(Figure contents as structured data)

+ + + + +

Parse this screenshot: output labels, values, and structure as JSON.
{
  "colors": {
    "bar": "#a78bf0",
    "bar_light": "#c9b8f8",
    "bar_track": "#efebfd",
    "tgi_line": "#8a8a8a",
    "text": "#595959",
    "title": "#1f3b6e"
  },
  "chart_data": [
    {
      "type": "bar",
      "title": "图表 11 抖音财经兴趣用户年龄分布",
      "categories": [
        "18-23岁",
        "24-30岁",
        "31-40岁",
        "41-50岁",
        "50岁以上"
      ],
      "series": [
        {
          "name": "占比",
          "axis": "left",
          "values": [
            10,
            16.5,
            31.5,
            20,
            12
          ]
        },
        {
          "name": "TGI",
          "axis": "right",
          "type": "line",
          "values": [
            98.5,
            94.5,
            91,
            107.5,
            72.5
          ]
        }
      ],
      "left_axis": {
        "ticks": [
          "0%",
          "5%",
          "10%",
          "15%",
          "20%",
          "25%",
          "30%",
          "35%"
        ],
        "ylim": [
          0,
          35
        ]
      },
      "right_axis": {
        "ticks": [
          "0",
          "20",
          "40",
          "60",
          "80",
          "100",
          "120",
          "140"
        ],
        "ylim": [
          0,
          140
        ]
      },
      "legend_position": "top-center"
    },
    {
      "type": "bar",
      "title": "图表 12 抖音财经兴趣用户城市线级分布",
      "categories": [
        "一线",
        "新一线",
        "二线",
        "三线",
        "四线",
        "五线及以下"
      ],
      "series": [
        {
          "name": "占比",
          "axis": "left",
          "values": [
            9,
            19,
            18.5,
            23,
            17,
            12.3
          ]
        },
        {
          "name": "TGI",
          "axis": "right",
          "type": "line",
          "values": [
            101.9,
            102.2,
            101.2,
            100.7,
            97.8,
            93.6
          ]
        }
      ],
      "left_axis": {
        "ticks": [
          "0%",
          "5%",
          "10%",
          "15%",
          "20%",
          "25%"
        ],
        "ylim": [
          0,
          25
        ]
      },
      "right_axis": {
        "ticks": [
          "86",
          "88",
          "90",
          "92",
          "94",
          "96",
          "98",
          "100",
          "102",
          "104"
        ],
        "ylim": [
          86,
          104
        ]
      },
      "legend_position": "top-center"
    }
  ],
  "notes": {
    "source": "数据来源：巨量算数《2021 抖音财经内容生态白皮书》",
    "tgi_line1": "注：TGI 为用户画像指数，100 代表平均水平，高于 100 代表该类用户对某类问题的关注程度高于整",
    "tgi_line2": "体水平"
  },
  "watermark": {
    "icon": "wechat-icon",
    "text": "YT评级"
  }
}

+ + + + +

◆ **TASK DESCRIPTION**: Find the lines above that contain the word "title" and collect them.

◆ **FULL SOLUTION**:
    "title": "#1f3b6e"
      "title": "图表 11 抖音财经兴趣用户年龄分布",
      "title": "图表 12 抖音财经兴趣用户城市线级分布",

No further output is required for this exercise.